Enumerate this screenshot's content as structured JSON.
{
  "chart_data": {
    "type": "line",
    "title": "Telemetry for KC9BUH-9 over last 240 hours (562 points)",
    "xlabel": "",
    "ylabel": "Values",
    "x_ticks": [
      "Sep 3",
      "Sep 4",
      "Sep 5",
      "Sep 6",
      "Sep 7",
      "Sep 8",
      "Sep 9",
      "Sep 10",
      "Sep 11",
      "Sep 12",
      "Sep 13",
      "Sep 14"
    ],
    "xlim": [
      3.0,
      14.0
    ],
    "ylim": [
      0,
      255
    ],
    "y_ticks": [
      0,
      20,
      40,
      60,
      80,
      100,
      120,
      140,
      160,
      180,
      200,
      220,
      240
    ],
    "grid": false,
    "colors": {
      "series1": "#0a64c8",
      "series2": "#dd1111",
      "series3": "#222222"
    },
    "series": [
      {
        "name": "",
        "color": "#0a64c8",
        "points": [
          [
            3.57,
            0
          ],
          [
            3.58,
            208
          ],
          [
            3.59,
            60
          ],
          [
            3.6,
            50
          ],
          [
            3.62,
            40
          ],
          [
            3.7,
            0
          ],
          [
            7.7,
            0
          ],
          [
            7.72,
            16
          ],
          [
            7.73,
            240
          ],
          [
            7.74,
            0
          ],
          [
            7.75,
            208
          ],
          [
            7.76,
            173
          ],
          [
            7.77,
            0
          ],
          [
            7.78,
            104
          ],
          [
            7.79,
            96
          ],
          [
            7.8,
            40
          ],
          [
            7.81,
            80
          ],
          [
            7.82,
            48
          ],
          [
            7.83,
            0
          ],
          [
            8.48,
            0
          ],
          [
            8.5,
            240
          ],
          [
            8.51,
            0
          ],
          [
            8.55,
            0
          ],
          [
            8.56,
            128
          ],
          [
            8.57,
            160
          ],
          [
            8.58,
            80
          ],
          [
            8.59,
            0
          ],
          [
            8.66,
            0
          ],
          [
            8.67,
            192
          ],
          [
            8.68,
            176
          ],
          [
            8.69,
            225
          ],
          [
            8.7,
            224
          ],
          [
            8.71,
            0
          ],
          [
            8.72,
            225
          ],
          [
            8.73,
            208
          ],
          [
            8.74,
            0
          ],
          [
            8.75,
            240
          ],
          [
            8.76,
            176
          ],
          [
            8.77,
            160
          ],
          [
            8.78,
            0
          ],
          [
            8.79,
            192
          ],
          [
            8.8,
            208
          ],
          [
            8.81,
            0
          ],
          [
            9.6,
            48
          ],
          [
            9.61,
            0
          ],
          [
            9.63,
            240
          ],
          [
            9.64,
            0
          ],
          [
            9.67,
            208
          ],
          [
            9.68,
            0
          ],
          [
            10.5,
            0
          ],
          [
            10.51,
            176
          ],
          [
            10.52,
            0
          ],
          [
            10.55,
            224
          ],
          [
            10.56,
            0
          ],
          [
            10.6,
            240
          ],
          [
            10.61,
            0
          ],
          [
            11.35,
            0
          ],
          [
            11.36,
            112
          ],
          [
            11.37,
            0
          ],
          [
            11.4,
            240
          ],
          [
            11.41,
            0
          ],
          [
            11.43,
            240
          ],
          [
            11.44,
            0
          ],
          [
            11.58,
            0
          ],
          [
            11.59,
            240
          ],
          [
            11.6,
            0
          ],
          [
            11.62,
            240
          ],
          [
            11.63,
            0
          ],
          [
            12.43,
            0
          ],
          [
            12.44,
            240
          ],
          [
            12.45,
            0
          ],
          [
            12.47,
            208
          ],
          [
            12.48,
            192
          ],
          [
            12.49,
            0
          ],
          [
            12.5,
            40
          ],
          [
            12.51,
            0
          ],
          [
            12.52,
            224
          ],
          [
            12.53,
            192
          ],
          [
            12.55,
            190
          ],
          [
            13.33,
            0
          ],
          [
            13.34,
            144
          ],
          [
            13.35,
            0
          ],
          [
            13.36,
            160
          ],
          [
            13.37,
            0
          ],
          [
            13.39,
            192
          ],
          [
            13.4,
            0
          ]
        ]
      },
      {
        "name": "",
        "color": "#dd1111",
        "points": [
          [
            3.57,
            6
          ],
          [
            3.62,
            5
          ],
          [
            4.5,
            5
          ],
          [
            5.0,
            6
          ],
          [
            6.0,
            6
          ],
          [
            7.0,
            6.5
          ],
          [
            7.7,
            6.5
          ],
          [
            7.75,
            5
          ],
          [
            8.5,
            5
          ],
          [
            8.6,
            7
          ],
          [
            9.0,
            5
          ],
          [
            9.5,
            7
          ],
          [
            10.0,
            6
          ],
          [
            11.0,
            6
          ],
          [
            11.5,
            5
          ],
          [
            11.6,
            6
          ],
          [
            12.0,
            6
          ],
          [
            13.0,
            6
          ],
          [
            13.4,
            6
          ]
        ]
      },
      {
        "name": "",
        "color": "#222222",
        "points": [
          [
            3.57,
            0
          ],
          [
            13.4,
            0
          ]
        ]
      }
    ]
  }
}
====================
- [Exercise goal]
Restate every line of the data word for word.

- [Response to this exercise]
Enumerate this screenshot's content as structured JSON.
{
  "chart_data": {
    "type": "line",
    "title": "Telemetry for KC9BUH-9 over last 240 hours (562 points)",
    "xlabel": "",
    "ylabel": "Values",
    "x_ticks": [
      "Sep 3",
      "Sep 4",
      "Sep 5",
      "Sep 6",
      "Sep 7",
      "Sep 8",
      "Sep 9",
      "Sep 10",
      "Sep 11",
      "Sep 12",
      "Sep 13",
      "Sep 14"
    ],
    "xlim": [
      3.0,
      14.0
    ],
    "ylim": [
      0,
      255
    ],
    "y_ticks": [
      0,
      20,
      40,
      60,
      80,
      100,
      120,
      140,
      160,
      180,
      200,
      220,
      240
    ],
    "grid": false,
    "colors": {
      "series1": "#0a64c8",
      "series2": "#dd1111",
      "series3": "#222222"
    },
    "series": [
      {
        "name": "",
        "color": "#0a64c8",
        "points": [
          [
            3.57,
            0
          ],
          [
            3.58,
            208
          ],
          [
            3.59,
            60
          ],
          [
            3.6,
            50
          ],
          [
            3.62,
            40
          ],
          [
            3.7,
            0
          ],
          [
            7.7,
            0
          ],
          [
            7.72,
            16
          ],
          [
            7.73,
            240
          ],
          [
            7.74,
            0
          ],
          [
            7.75,
            208
          ],
          [
            7.76,
            173
          ],
          [
            7.77,
            0
          ],
          [
            7.78,
            104
          ],
          [
            7.79,
            96
          ],
          [
            7.8,
            40
          ],
          [
            7.81,
            80
          ],
          [
            7.82,
            48
          ],
          [
            7.83,
            0
          ],
          [
            8.48,
            0
          ],
          [
            8.5,
            240
          ],
          [
            8.51,
            0
          ],
          [
            8.55,
            0
          ],
          [
            8.56,
            128
          ],
          [
            8.57,
            160
          ],
          [
            8.58,
            80
          ],
          [
            8.59,
            0
          ],
          [
            8.66,
            0
          ],
          [
            8.67,
            192
          ],
          [
            8.68,
            176
          ],
          [
            8.69,
            225
          ],
          [
            8.7,
            224
          ],
          [
            8.71,
            0
          ],
          [
            8.72,
            225
          ],
          [
            8.73,
            208
          ],
          [
            8.74,
            0
          ],
          [
            8.75,
            240
          ],
          [
            8.76,
            176
          ],
          [
            8.77,
            160
          ],
          [
            8.78,
            0
          ],
          [
            8.79,
            192
          ],
          [
            8.8,
            208
          ],
          [
            8.81,
            0
          ],
          [
            9.6,
            48
          ],
          [
            9.61,
            0
          ],
          [
            9.63,
            240
          ],
          [
            9.64,
            0
          ],
          [
            9.67,
            208
          ],
          [
            9.68,
            0
          ],
          [
            10.5,
            0
          ],
          [
            10.51,
            176
          ],
          [
            10.52,
            0
          ],
          [
            10.55,
            224
          ],
          [
            10.56,
            0
          ],
          [
            10.6,
            240
          ],
          [
            10.61,
            0
          ],
          [
            11.35,
            0
          ],
          [
            11.36,
            112
          ],
          [
            11.37,
            0
          ],
          [
            11.4,
            240
          ],
          [
            11.41,
            0
          ],
          [
            11.43,
            240
          ],
          [
            11.44,
            0
          ],
          [
            11.58,
            0
          ],
          [
            11.59,
            240
          ],
          [
            11.6,
            0
          ],
          [
            11.62,
            240
          ],
          [
            11.63,
            0
          ],
          [
            12.43,
            0
          ],
          [
            12.44,
            240
          ],
          [
            12.45,
            0
          ],
          [
            12.47,
            208
          ],
          [
            12.48,
            192
          ],
          [
            12.49,
            0
          ],
          [
            12.5,
            40
          ],
          [
            12.51,
            0
          ],
          [
            12.52,
            224
          ],
          [
            12.53,
            192
          ],
          [
            12.55,
            190
          ],
          [
            13.33,
            0
          ],
          [
            13.34,
            144
          ],
          [
            13.35,
            0
          ],
          [
            13.36,
            160
          ],
          [
            13.37,
            0
          ],
          [
            13.39,
            192
          ],
          [
            13.4,
            0
          ]
        ]
      },
      {
        "name": "",
        "color": "#dd1111",
        "points": [
          [
            3.57,
            6
          ],
          [
            3.62,
            5
          ],
          [
            4.5,
            5
          ],
          [
            5.0,
            6
          ],
          [
            6.0,
            6
          ],
          [
            7.0,
            6.5
          ],
          [
            7.7,
            6.5
          ],
          [
            7.75,
            5
          ],
          [
            8.5,
            5
          ],
          [
            8.6,
            7
          ],
          [
            9.0,
            5
          ],
          [
            9.5,
            7
          ],
          [
            10.0,
            6
          ],
          [
            11.0,
            6
          ],
          [
            11.5,
            5
          ],
          [
            11.6,
            6
          ],
          [
            12.0,
            6
          ],
          [
            13.0,
            6
          ],
          [
            13.4,
            6
          ]
        ]
      },
      {
        "name": "",
        "color": "#222222",
        "points": [
          [
            3.57,
            0
          ],
          [
            13.4,
            0
          ]
        ]
      }
    ]
  }
}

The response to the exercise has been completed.